━━━━━ Extracted records ━━━━━

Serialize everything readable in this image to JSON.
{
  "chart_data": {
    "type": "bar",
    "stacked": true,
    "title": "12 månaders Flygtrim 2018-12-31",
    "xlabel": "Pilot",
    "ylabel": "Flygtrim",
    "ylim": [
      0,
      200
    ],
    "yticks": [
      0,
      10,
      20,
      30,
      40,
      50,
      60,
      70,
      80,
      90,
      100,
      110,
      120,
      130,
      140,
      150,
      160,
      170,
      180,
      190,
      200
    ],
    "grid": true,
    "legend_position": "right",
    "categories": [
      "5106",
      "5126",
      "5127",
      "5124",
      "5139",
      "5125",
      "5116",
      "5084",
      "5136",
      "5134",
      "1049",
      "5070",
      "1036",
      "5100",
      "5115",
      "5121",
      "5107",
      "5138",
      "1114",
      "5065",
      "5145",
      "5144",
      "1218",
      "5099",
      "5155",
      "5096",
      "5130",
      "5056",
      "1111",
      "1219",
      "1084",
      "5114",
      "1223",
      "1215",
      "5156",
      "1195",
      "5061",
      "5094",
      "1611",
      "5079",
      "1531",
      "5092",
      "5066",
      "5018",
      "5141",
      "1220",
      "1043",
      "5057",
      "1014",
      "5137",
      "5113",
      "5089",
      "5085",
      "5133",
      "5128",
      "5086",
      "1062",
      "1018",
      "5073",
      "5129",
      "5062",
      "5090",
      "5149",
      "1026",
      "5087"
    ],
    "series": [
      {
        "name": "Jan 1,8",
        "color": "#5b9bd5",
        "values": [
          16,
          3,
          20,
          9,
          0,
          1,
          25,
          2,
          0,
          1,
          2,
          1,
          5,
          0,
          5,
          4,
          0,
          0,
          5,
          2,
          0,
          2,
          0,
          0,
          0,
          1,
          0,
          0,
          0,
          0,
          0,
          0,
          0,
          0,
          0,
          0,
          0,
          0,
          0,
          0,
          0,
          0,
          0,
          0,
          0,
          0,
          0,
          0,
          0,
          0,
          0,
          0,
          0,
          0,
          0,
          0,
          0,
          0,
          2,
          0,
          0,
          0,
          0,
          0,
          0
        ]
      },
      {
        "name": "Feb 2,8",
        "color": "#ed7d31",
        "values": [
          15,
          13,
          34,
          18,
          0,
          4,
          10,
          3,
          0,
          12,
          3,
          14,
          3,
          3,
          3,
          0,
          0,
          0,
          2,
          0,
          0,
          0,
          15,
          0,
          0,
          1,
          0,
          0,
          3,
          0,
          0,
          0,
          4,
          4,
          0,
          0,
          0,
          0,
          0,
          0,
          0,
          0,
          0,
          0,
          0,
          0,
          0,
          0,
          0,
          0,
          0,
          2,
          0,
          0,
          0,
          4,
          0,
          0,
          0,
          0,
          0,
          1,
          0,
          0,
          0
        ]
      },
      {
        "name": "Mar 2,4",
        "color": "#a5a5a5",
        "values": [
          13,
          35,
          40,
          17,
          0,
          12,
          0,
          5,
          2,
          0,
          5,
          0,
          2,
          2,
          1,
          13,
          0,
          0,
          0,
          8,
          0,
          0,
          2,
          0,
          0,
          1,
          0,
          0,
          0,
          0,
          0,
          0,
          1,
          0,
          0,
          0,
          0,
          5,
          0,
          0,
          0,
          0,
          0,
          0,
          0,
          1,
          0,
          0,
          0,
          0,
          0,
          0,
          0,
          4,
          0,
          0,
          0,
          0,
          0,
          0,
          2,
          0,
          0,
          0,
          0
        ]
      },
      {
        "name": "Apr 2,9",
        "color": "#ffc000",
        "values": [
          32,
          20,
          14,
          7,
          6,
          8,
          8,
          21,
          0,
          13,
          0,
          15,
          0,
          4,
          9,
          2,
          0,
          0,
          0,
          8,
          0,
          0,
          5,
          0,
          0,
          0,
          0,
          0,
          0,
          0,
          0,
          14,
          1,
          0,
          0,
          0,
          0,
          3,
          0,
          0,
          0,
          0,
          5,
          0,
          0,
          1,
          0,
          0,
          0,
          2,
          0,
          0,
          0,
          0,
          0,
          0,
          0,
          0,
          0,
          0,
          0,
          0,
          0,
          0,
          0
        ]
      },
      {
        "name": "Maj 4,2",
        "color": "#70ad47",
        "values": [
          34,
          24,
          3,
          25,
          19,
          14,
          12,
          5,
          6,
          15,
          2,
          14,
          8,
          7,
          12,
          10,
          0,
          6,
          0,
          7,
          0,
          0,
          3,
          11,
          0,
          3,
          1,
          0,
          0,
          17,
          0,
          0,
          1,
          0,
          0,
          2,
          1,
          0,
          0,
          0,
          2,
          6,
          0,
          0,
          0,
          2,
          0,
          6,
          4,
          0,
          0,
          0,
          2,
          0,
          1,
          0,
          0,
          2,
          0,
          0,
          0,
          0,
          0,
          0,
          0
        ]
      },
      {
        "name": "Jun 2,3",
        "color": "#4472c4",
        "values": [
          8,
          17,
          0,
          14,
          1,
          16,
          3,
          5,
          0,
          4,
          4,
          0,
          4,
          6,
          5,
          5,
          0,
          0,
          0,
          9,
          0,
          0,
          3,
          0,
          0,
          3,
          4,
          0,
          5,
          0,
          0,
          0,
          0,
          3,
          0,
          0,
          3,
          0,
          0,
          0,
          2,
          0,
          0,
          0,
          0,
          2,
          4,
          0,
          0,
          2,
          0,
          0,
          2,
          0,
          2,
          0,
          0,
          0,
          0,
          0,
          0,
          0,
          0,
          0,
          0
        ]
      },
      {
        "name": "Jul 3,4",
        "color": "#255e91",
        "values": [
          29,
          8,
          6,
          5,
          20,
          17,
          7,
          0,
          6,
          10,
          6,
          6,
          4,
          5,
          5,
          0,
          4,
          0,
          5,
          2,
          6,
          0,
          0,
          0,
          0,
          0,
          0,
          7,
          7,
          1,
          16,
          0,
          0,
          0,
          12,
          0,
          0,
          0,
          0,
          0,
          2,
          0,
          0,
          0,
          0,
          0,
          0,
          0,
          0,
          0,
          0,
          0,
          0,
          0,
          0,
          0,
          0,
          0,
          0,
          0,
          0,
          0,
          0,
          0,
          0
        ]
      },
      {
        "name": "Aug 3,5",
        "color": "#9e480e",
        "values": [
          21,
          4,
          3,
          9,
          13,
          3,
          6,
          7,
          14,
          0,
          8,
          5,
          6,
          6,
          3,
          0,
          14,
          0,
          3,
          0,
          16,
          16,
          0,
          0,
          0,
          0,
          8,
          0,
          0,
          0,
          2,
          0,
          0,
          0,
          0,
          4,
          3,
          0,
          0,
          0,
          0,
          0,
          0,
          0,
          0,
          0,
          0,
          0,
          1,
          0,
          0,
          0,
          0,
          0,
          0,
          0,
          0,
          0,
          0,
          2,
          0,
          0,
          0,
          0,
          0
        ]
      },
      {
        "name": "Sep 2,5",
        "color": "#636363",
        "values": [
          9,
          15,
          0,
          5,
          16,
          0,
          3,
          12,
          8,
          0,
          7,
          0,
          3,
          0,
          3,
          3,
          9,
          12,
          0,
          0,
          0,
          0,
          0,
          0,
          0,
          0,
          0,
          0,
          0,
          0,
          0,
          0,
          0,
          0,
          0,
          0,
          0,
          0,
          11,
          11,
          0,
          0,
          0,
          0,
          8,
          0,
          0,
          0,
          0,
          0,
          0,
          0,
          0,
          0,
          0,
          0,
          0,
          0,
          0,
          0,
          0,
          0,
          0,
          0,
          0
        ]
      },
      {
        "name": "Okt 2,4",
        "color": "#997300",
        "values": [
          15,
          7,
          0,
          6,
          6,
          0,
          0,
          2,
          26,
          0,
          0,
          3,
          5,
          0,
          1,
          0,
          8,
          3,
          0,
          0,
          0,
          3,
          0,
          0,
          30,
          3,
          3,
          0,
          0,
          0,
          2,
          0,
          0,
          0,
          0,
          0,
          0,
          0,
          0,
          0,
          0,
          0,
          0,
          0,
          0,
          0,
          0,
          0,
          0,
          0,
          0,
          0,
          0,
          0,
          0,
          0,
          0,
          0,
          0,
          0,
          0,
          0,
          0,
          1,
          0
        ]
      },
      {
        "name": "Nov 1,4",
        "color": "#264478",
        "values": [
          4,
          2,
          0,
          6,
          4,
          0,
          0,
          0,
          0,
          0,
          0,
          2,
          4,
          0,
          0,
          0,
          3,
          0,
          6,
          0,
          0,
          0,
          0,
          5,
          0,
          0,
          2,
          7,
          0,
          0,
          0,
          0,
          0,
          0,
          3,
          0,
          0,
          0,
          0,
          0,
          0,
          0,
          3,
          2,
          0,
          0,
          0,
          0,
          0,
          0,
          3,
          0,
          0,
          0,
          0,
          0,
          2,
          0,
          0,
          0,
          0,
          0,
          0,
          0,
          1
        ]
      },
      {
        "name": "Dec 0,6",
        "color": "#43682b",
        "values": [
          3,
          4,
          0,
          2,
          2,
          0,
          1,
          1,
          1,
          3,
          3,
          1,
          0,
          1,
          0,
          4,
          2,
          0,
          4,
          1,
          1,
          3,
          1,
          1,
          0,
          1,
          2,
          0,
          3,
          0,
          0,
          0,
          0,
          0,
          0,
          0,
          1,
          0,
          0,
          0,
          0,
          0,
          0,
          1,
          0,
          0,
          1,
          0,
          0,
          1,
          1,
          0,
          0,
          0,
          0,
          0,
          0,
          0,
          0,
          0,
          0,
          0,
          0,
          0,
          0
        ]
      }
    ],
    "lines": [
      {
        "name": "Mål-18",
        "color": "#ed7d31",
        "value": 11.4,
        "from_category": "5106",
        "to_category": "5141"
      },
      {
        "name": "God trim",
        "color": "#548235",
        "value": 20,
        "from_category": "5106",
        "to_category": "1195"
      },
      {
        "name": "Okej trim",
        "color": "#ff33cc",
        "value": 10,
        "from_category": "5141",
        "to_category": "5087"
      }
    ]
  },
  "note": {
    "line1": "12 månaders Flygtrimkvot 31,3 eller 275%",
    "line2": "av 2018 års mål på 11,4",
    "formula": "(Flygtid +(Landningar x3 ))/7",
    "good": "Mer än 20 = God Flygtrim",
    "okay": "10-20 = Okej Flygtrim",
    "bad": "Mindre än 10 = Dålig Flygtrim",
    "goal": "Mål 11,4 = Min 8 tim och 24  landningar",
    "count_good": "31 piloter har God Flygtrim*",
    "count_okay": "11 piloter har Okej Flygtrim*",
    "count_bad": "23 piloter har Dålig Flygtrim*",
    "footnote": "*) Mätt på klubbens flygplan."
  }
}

━━━━━

**Required work**
Filter the data, keeping only the lines that contain "månaders".

**Written answer**
    "title": "12 månaders Flygtrim 2018-12-31",
    "line1": "12 månaders Flygtrimkvot 31,3 eller 275%",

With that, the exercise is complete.